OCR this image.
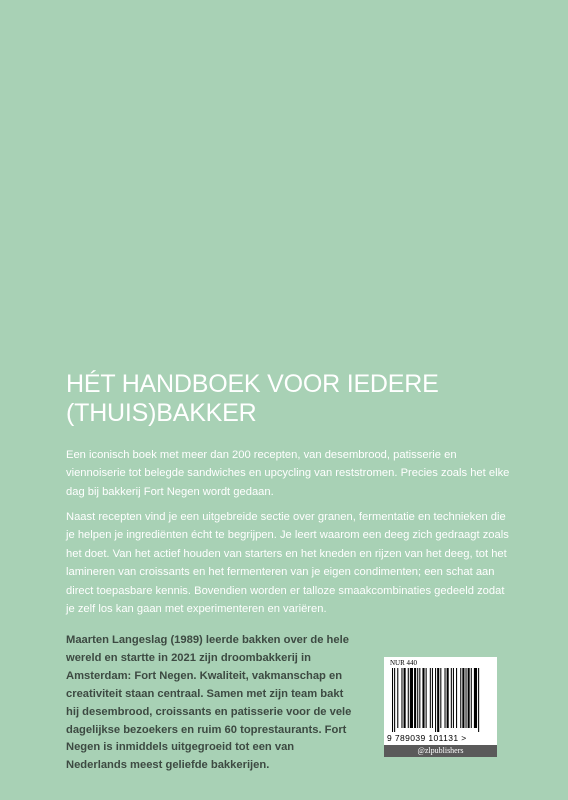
HÉT HANDBOEK VOOR IEDERE (THUIS)BAKKER

Een iconisch boek met meer dan 200 recepten, van desembrood, patisserie en viennoiserie tot belegde sandwiches en upcycling van reststromen. Precies zoals het elke dag bij bakkerij Fort Negen wordt gedaan.

Naast recepten vind je een uitgebreide sectie over granen, fermentatie en technieken die je helpen je ingrediënten écht te begrijpen. Je leert waarom een deeg zich gedraagt zoals het doet. Van het actief houden van starters en het kneden en rijzen van het deeg, tot het lamineren van croissants en het fermenteren van je eigen condimenten; een schat aan direct toepasbare kennis. Bovendien worden er talloze smaakcombinaties gedeeld zodat je zelf los kan gaan met experimenteren en variëren.

Maarten Langeslag (1989) leerde bakken over de hele wereld en startte in 2021 zijn droombakkerij in Amsterdam: Fort Negen. Kwaliteit, vakmanschap en creativiteit staan centraal. Samen met zijn team bakt hij desembrood, croissants en patisserie voor de vele dagelijkse bezoekers en ruim 60 toprestaurants. Fort Negen is inmiddels uitgegroeid tot een van Nederlands meest geliefde bakkerijen.

NUR 440
9 789039 101131 >
@zlpublishers
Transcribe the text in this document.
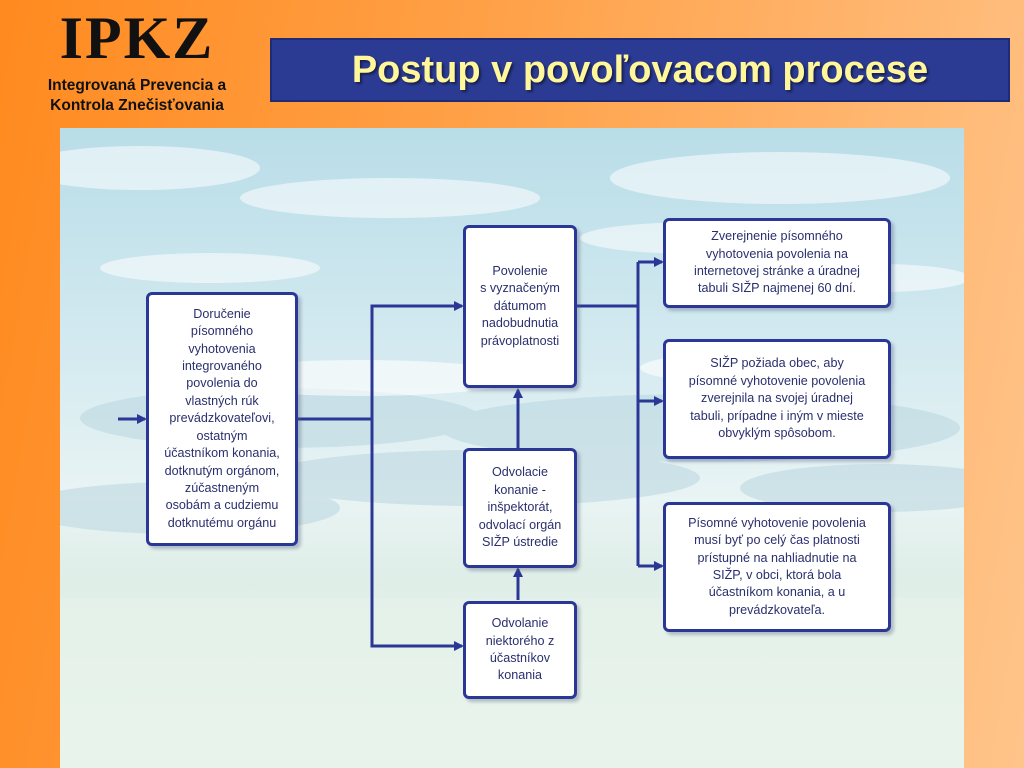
IPKZ
Integrovaná Prevencia a
Kontrola Znečisťovania
Postup v povoľovacom procese
Doručenie
písomného
vyhotovenia
integrovaného
povolenia do
vlastných rúk
prevádzkovateľovi,
ostatným
účastníkom konania,
dotknutým orgánom,
zúčastneným
osobám a cudziemu
dotknutému orgánu
Povolenie
s vyznačeným
dátumom
nadobudnutia
právoplatnosti
Odvolacie
konanie -
inšpektorát,
odvolací orgán
SIŽP ústredie
Odvolanie
niektorého z
účastníkov
konania
Zverejnenie písomného
vyhotovenia povolenia na
internetovej stránke a úradnej
tabuli SIŽP najmenej 60 dní.
SIŽP požiada obec, aby
písomné vyhotovenie povolenia
zverejnila na svojej úradnej
tabuli, prípadne i iným v mieste
obvyklým spôsobom.
Písomné vyhotovenie povolenia
musí byť po celý čas platnosti
prístupné na nahliadnutie na
SIŽP, v obci, ktorá bola
účastníkom konania, a u
prevádzkovateľa.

### GIVEN INSTRUCTION
Identify the lines above that contain the word "povolenia", then copy them.

### RESPONSE
povolenia do
vyhotovenia povolenia na
písomné vyhotovenie povolenia
Písomné vyhotovenie povolenia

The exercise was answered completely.